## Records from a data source
%%

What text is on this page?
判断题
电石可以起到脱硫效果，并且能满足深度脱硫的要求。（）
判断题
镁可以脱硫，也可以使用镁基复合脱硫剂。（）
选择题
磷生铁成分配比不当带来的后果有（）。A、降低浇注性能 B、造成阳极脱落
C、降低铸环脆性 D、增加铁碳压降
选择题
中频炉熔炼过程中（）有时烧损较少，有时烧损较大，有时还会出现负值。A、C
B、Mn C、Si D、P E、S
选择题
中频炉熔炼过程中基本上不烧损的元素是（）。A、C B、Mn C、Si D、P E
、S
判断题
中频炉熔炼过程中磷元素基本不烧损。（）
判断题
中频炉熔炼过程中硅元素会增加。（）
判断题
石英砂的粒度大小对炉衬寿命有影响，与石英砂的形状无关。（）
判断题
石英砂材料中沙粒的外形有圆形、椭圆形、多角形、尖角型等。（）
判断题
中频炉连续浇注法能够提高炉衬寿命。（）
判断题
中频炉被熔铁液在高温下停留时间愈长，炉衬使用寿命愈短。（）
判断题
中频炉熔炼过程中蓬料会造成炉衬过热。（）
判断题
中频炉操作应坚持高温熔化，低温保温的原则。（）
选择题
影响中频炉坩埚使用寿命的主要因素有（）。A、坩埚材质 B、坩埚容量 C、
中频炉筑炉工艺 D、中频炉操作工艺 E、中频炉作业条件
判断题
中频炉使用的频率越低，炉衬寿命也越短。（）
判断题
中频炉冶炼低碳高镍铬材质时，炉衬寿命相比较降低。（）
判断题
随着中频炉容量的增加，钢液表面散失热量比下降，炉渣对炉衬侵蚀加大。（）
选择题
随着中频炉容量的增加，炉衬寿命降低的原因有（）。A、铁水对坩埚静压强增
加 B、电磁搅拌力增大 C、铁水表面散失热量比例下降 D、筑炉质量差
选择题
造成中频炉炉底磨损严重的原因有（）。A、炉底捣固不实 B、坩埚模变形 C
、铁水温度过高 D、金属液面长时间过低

%%

## STATED GOAL
Write the data out again in full and exactly.

## SOLVED PROBLEM
What text is on this page?
判断题
电石可以起到脱硫效果，并且能满足深度脱硫的要求。（）
判断题
镁可以脱硫，也可以使用镁基复合脱硫剂。（）
选择题
磷生铁成分配比不当带来的后果有（）。A、降低浇注性能 B、造成阳极脱落
C、降低铸环脆性 D、增加铁碳压降
选择题
中频炉熔炼过程中（）有时烧损较少，有时烧损较大，有时还会出现负值。A、C
B、Mn C、Si D、P E、S
选择题
中频炉熔炼过程中基本上不烧损的元素是（）。A、C B、Mn C、Si D、P E
、S
判断题
中频炉熔炼过程中磷元素基本不烧损。（）
判断题
中频炉熔炼过程中硅元素会增加。（）
判断题
石英砂的粒度大小对炉衬寿命有影响，与石英砂的形状无关。（）
判断题
石英砂材料中沙粒的外形有圆形、椭圆形、多角形、尖角型等。（）
判断题
中频炉连续浇注法能够提高炉衬寿命。（）
判断题
中频炉被熔铁液在高温下停留时间愈长，炉衬使用寿命愈短。（）
判断题
中频炉熔炼过程中蓬料会造成炉衬过热。（）
判断题
中频炉操作应坚持高温熔化，低温保温的原则。（）
选择题
影响中频炉坩埚使用寿命的主要因素有（）。A、坩埚材质 B、坩埚容量 C、
中频炉筑炉工艺 D、中频炉操作工艺 E、中频炉作业条件
判断题
中频炉使用的频率越低，炉衬寿命也越短。（）
判断题
中频炉冶炼低碳高镍铬材质时，炉衬寿命相比较降低。（）
判断题
随着中频炉容量的增加，钢液表面散失热量比下降，炉渣对炉衬侵蚀加大。（）
选择题
随着中频炉容量的增加，炉衬寿命降低的原因有（）。A、铁水对坩埚静压强增
加 B、电磁搅拌力增大 C、铁水表面散失热量比例下降 D、筑炉质量差
选择题
造成中频炉炉底磨损严重的原因有（）。A、炉底捣固不实 B、坩埚模变形 C
、铁水温度过高 D、金属液面长时间过低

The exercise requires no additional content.